» What you will do
Return each line of the records holding the string "Verwandten".

[Saved entries]
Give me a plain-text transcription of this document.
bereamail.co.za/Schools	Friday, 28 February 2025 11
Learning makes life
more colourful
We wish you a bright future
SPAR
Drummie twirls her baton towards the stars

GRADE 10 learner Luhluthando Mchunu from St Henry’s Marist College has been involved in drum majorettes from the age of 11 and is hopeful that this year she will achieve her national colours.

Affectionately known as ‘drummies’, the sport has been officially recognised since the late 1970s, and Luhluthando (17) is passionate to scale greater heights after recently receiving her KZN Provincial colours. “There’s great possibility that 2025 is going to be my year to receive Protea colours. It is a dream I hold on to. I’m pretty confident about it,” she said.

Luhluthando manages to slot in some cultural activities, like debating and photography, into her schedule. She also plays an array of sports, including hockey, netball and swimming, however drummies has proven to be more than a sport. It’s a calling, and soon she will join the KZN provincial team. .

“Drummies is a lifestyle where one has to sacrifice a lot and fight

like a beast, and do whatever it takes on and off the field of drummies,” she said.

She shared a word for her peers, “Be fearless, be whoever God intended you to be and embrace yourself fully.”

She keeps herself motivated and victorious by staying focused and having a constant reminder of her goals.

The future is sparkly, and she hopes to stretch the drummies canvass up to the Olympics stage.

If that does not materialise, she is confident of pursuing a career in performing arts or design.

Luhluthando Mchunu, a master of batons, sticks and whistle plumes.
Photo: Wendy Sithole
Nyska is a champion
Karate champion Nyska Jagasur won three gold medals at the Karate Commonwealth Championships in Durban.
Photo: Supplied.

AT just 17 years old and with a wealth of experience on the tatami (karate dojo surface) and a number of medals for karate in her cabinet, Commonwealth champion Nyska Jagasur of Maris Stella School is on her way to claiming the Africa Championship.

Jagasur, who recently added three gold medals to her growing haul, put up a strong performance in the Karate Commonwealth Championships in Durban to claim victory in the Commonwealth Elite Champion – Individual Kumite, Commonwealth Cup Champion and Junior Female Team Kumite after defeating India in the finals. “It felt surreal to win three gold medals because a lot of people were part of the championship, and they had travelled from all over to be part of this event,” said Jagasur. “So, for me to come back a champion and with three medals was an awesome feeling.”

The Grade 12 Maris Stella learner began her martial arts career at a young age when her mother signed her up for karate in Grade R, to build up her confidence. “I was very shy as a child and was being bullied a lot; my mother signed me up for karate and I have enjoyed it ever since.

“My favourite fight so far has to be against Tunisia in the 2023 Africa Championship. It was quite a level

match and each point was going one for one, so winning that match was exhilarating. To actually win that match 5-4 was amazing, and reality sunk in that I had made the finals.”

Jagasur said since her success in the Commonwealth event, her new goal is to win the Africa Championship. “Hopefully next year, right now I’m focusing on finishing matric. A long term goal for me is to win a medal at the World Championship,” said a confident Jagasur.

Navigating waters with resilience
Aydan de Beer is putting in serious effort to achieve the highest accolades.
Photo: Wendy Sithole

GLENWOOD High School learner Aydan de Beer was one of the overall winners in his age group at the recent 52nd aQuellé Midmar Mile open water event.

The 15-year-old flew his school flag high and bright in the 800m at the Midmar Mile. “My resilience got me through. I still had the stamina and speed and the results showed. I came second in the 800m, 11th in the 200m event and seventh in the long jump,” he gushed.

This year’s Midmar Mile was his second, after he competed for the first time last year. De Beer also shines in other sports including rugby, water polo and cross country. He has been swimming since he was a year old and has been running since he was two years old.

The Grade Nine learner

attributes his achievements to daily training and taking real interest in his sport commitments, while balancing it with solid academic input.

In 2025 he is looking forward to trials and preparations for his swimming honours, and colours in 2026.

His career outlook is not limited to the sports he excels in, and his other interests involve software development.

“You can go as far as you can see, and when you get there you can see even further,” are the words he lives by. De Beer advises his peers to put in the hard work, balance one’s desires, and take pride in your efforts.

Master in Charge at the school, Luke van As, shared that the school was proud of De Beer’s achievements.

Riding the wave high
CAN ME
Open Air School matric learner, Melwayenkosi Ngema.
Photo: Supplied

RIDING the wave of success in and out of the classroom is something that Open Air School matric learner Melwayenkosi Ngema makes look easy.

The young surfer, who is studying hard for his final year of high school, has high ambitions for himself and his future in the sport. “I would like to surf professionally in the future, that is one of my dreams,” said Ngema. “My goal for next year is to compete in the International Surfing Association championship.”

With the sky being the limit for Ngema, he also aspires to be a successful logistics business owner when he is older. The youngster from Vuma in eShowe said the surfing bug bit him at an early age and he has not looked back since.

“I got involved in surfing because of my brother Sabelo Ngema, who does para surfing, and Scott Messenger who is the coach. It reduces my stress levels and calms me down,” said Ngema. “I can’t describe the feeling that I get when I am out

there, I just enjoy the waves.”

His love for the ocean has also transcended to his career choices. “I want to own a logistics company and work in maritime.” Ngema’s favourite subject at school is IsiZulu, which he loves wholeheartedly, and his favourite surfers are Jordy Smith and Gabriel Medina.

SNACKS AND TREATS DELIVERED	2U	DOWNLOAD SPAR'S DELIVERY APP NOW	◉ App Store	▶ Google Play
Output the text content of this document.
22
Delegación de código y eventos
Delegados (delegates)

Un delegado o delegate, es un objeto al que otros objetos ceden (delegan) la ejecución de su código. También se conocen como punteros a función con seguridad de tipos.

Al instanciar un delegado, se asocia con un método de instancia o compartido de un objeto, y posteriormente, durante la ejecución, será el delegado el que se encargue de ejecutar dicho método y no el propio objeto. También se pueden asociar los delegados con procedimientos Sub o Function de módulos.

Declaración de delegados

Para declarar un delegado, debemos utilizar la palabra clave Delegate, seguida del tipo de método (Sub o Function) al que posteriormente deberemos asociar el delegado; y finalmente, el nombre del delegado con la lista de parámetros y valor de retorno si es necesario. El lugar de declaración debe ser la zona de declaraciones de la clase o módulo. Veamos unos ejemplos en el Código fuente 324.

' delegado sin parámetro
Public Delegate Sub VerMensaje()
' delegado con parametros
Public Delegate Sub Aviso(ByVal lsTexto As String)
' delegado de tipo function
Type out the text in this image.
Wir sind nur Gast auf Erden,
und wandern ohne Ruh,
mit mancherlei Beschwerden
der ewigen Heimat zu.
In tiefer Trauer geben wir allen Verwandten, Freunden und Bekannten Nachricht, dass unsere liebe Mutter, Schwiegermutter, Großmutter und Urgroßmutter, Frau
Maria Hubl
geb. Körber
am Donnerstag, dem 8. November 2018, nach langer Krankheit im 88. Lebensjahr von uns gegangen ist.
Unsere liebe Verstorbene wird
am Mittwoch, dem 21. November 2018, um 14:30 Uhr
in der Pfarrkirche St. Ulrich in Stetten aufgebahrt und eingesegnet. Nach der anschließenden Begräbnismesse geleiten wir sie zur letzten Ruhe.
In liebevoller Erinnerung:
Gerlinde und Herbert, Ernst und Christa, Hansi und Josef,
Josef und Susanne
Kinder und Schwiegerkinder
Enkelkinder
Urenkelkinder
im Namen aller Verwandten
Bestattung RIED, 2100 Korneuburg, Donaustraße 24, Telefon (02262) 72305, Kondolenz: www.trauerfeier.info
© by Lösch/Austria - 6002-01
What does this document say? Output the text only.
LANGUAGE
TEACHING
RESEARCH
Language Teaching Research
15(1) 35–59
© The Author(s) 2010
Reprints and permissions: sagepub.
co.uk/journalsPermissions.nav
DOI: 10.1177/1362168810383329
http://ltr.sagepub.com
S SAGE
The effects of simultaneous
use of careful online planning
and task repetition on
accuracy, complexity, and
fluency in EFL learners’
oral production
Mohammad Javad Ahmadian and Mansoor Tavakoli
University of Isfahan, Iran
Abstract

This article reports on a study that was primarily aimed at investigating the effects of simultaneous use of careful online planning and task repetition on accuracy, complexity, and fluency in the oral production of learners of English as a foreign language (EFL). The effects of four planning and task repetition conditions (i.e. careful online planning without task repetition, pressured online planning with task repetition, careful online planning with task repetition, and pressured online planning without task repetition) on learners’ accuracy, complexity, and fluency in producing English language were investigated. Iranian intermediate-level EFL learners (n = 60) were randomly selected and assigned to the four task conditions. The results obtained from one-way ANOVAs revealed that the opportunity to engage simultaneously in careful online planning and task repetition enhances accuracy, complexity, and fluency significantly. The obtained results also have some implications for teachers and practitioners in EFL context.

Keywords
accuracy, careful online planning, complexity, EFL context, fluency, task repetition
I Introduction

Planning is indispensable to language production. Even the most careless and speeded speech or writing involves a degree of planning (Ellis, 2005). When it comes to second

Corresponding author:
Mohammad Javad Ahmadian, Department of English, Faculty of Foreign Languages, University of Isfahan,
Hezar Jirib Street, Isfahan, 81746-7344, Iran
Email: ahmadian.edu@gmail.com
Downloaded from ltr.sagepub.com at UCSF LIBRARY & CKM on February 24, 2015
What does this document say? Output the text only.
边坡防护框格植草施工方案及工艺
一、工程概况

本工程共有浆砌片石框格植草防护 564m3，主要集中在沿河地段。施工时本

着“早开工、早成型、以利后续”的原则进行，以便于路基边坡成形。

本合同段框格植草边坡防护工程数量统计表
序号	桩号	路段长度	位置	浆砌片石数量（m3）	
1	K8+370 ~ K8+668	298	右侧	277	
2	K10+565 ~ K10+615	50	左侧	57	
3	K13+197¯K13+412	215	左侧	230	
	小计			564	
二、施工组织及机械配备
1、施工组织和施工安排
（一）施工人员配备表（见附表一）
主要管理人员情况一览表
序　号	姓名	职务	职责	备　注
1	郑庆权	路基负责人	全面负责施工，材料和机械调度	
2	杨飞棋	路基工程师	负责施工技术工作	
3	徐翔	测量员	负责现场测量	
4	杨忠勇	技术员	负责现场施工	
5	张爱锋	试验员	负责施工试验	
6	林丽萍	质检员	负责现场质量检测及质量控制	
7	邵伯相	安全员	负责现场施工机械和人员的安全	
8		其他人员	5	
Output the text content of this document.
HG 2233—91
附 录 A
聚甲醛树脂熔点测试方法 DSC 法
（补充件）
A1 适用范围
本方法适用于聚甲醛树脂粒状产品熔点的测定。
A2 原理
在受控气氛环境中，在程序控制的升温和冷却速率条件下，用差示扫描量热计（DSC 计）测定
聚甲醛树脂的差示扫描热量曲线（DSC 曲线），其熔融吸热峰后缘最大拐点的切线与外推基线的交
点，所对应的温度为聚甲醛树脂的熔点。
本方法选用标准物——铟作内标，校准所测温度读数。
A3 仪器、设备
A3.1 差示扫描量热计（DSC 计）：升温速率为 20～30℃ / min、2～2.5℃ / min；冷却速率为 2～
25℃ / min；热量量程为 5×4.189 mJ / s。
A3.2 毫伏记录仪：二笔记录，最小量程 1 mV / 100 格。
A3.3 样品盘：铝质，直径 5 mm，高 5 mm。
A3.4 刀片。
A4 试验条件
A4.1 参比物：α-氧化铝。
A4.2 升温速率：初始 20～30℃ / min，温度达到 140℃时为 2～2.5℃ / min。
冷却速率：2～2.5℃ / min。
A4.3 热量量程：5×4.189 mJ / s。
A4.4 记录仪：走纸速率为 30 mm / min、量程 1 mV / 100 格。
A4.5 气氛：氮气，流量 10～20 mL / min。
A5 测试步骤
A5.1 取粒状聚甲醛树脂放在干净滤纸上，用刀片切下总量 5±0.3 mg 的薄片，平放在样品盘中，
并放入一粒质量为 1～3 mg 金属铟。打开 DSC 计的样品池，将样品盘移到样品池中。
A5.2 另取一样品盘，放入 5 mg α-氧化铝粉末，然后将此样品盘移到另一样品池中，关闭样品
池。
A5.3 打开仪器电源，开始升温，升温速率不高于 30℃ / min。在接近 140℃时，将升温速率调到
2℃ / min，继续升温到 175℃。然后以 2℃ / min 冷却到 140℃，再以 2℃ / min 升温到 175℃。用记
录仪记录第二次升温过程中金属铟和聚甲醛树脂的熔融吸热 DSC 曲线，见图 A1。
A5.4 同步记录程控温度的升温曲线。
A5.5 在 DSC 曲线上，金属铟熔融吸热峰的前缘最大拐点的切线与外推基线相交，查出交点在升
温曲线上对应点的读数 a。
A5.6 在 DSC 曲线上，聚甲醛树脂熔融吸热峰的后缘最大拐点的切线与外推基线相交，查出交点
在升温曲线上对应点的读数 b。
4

» The completed task
In tiefer Trauer geben wir allen Verwandten, Freunden und Bekannten Nachricht, dass unsere liebe Mutter, Schwiegermutter, Großmutter und Urgroßmutter, Frau
im Namen aller Verwandten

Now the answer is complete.